** Start **

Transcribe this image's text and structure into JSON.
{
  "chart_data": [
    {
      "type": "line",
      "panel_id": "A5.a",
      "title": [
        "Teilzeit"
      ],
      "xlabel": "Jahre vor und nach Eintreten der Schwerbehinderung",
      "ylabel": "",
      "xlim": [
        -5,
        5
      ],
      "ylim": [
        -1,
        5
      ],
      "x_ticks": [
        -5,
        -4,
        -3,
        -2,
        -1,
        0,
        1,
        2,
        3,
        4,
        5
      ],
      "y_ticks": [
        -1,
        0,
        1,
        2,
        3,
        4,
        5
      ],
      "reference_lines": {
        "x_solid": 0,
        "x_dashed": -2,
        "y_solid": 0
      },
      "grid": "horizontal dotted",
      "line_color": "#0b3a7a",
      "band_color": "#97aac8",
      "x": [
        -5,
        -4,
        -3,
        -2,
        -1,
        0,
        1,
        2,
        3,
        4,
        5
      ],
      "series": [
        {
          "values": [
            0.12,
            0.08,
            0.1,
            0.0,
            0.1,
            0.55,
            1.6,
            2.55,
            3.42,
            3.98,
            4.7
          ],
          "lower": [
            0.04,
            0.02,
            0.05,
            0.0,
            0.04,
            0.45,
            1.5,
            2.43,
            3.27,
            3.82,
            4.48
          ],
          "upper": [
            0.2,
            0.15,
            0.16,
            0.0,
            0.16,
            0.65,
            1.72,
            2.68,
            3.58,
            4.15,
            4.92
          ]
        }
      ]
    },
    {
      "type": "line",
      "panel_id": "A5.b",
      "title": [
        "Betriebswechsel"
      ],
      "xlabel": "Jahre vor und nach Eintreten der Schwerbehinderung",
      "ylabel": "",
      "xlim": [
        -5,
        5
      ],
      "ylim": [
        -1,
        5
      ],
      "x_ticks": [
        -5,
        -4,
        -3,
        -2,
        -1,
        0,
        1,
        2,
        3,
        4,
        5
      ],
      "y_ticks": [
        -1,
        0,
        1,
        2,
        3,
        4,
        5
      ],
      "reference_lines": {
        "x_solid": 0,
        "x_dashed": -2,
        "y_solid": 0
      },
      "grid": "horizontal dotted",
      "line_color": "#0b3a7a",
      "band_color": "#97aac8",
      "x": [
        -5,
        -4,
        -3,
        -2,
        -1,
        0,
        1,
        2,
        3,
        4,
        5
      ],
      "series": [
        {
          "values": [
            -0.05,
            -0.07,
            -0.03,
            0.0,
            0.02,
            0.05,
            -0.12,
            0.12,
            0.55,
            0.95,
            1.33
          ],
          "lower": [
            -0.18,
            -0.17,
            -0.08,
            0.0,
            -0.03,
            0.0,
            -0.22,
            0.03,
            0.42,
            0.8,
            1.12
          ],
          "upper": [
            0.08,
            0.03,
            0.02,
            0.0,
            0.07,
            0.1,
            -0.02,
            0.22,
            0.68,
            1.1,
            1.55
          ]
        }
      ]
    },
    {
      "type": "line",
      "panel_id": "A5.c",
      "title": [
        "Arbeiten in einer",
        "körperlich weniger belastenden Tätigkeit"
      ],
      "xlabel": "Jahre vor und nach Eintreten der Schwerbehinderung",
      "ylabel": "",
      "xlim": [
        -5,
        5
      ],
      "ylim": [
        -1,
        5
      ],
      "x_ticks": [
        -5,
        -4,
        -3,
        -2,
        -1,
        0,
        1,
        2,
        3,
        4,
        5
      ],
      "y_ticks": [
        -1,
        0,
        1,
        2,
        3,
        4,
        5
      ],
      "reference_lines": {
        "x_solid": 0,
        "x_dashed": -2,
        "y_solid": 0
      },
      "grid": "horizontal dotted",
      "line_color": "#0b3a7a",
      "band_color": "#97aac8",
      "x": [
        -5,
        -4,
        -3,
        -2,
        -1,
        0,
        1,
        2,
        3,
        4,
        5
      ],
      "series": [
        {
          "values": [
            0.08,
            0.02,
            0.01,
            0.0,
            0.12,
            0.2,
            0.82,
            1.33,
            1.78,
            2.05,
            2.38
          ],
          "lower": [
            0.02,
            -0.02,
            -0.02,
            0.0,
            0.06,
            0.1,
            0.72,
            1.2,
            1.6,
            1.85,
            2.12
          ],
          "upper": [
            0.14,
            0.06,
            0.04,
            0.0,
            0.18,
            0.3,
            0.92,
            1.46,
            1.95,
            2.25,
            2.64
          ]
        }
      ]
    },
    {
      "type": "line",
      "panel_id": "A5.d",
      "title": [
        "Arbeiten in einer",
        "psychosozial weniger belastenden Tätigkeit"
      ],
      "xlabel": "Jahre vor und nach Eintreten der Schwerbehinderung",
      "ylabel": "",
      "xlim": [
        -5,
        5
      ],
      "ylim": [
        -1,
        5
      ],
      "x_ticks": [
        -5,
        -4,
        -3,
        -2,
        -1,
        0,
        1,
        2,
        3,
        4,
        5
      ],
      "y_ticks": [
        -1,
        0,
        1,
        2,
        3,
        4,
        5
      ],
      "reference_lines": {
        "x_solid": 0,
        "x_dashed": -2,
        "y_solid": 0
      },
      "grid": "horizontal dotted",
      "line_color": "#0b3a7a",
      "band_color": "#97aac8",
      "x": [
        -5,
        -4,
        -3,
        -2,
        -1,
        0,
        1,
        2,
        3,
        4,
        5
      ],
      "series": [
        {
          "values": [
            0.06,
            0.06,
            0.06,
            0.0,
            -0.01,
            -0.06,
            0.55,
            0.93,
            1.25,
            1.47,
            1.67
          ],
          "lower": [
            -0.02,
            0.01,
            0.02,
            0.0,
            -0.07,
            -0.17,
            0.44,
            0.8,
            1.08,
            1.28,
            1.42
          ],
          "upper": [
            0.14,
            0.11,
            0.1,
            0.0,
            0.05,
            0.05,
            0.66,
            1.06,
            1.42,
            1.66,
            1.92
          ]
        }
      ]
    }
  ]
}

** End **

▶ **Problem statement**:
Using the exact wording, write out all of the records.

▶ **Response to the exercise**:
Transcribe this image's text and structure into JSON.
{
  "chart_data": [
    {
      "type": "line",
      "panel_id": "A5.a",
      "title": [
        "Teilzeit"
      ],
      "xlabel": "Jahre vor und nach Eintreten der Schwerbehinderung",
      "ylabel": "",
      "xlim": [
        -5,
        5
      ],
      "ylim": [
        -1,
        5
      ],
      "x_ticks": [
        -5,
        -4,
        -3,
        -2,
        -1,
        0,
        1,
        2,
        3,
        4,
        5
      ],
      "y_ticks": [
        -1,
        0,
        1,
        2,
        3,
        4,
        5
      ],
      "reference_lines": {
        "x_solid": 0,
        "x_dashed": -2,
        "y_solid": 0
      },
      "grid": "horizontal dotted",
      "line_color": "#0b3a7a",
      "band_color": "#97aac8",
      "x": [
        -5,
        -4,
        -3,
        -2,
        -1,
        0,
        1,
        2,
        3,
        4,
        5
      ],
      "series": [
        {
          "values": [
            0.12,
            0.08,
            0.1,
            0.0,
            0.1,
            0.55,
            1.6,
            2.55,
            3.42,
            3.98,
            4.7
          ],
          "lower": [
            0.04,
            0.02,
            0.05,
            0.0,
            0.04,
            0.45,
            1.5,
            2.43,
            3.27,
            3.82,
            4.48
          ],
          "upper": [
            0.2,
            0.15,
            0.16,
            0.0,
            0.16,
            0.65,
            1.72,
            2.68,
            3.58,
            4.15,
            4.92
          ]
        }
      ]
    },
    {
      "type": "line",
      "panel_id": "A5.b",
      "title": [
        "Betriebswechsel"
      ],
      "xlabel": "Jahre vor und nach Eintreten der Schwerbehinderung",
      "ylabel": "",
      "xlim": [
        -5,
        5
      ],
      "ylim": [
        -1,
        5
      ],
      "x_ticks": [
        -5,
        -4,
        -3,
        -2,
        -1,
        0,
        1,
        2,
        3,
        4,
        5
      ],
      "y_ticks": [
        -1,
        0,
        1,
        2,
        3,
        4,
        5
      ],
      "reference_lines": {
        "x_solid": 0,
        "x_dashed": -2,
        "y_solid": 0
      },
      "grid": "horizontal dotted",
      "line_color": "#0b3a7a",
      "band_color": "#97aac8",
      "x": [
        -5,
        -4,
        -3,
        -2,
        -1,
        0,
        1,
        2,
        3,
        4,
        5
      ],
      "series": [
        {
          "values": [
            -0.05,
            -0.07,
            -0.03,
            0.0,
            0.02,
            0.05,
            -0.12,
            0.12,
            0.55,
            0.95,
            1.33
          ],
          "lower": [
            -0.18,
            -0.17,
            -0.08,
            0.0,
            -0.03,
            0.0,
            -0.22,
            0.03,
            0.42,
            0.8,
            1.12
          ],
          "upper": [
            0.08,
            0.03,
            0.02,
            0.0,
            0.07,
            0.1,
            -0.02,
            0.22,
            0.68,
            1.1,
            1.55
          ]
        }
      ]
    },
    {
      "type": "line",
      "panel_id": "A5.c",
      "title": [
        "Arbeiten in einer",
        "körperlich weniger belastenden Tätigkeit"
      ],
      "xlabel": "Jahre vor und nach Eintreten der Schwerbehinderung",
      "ylabel": "",
      "xlim": [
        -5,
        5
      ],
      "ylim": [
        -1,
        5
      ],
      "x_ticks": [
        -5,
        -4,
        -3,
        -2,
        -1,
        0,
        1,
        2,
        3,
        4,
        5
      ],
      "y_ticks": [
        -1,
        0,
        1,
        2,
        3,
        4,
        5
      ],
      "reference_lines": {
        "x_solid": 0,
        "x_dashed": -2,
        "y_solid": 0
      },
      "grid": "horizontal dotted",
      "line_color": "#0b3a7a",
      "band_color": "#97aac8",
      "x": [
        -5,
        -4,
        -3,
        -2,
        -1,
        0,
        1,
        2,
        3,
        4,
        5
      ],
      "series": [
        {
          "values": [
            0.08,
            0.02,
            0.01,
            0.0,
            0.12,
            0.2,
            0.82,
            1.33,
            1.78,
            2.05,
            2.38
          ],
          "lower": [
            0.02,
            -0.02,
            -0.02,
            0.0,
            0.06,
            0.1,
            0.72,
            1.2,
            1.6,
            1.85,
            2.12
          ],
          "upper": [
            0.14,
            0.06,
            0.04,
            0.0,
            0.18,
            0.3,
            0.92,
            1.46,
            1.95,
            2.25,
            2.64
          ]
        }
      ]
    },
    {
      "type": "line",
      "panel_id": "A5.d",
      "title": [
        "Arbeiten in einer",
        "psychosozial weniger belastenden Tätigkeit"
      ],
      "xlabel": "Jahre vor und nach Eintreten der Schwerbehinderung",
      "ylabel": "",
      "xlim": [
        -5,
        5
      ],
      "ylim": [
        -1,
        5
      ],
      "x_ticks": [
        -5,
        -4,
        -3,
        -2,
        -1,
        0,
        1,
        2,
        3,
        4,
        5
      ],
      "y_ticks": [
        -1,
        0,
        1,
        2,
        3,
        4,
        5
      ],
      "reference_lines": {
        "x_solid": 0,
        "x_dashed": -2,
        "y_solid": 0
      },
      "grid": "horizontal dotted",
      "line_color": "#0b3a7a",
      "band_color": "#97aac8",
      "x": [
        -5,
        -4,
        -3,
        -2,
        -1,
        0,
        1,
        2,
        3,
        4,
        5
      ],
      "series": [
        {
          "values": [
            0.06,
            0.06,
            0.06,
            0.0,
            -0.01,
            -0.06,
            0.55,
            0.93,
            1.25,
            1.47,
            1.67
          ],
          "lower": [
            -0.02,
            0.01,
            0.02,
            0.0,
            -0.07,
            -0.17,
            0.44,
            0.8,
            1.08,
            1.28,
            1.42
          ],
          "upper": [
            0.14,
            0.11,
            0.1,
            0.0,
            0.05,
            0.05,
            0.66,
            1.06,
            1.42,
            1.66,
            1.92
          ]
        }
      ]
    }
  ]
}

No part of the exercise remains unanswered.